[Extracted records]
══════════

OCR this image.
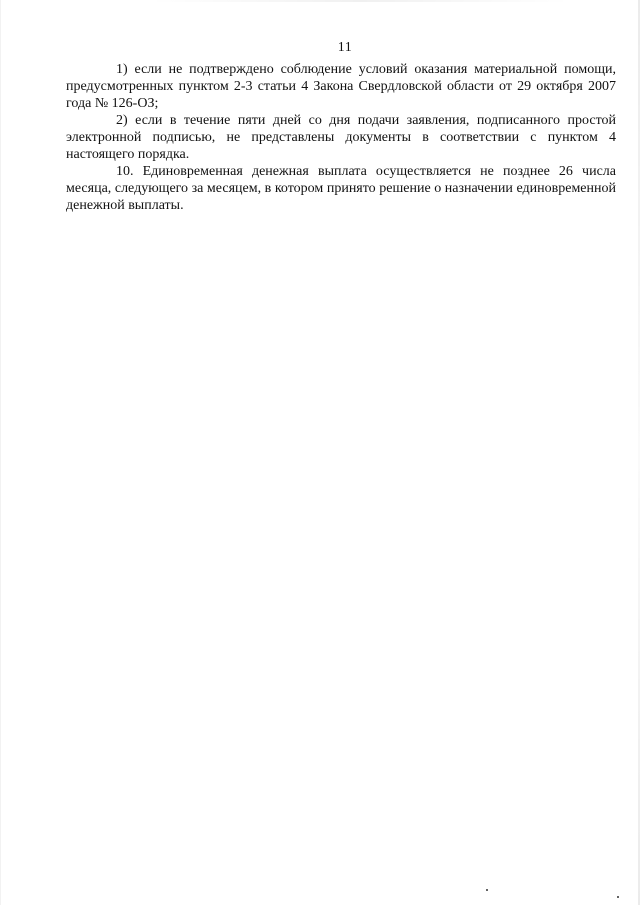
11

1) если не подтверждено соблюдение условий оказания материальной помощи, предусмотренных пунктом 2-3 статьи 4 Закона Свердловской области от 29 октября 2007 года № 126-ОЗ;

2) если в течение пяти дней со дня подачи заявления, подписанного простой электронной подписью, не представлены документы в соответствии с пунктом 4 настоящего порядка.

10. Единовременная денежная выплата осуществляется не позднее 26 числа месяца, следующего за месяцем, в котором принято решение о назначении единовременной денежной выплаты.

══════════

### TASK PROMPT
Filter the records for lines holding the string "пунктом". Copy each one.

### RESULT OF THIS TASK
1) если не подтверждено соблюдение условий оказания материальной помощи, предусмотренных пунктом 2-3 статьи 4 Закона Свердловской области от 29 октября 2007 года № 126-ОЗ;
2) если в течение пяти дней со дня подачи заявления, подписанного простой электронной подписью, не представлены документы в соответствии с пунктом 4 настоящего порядка.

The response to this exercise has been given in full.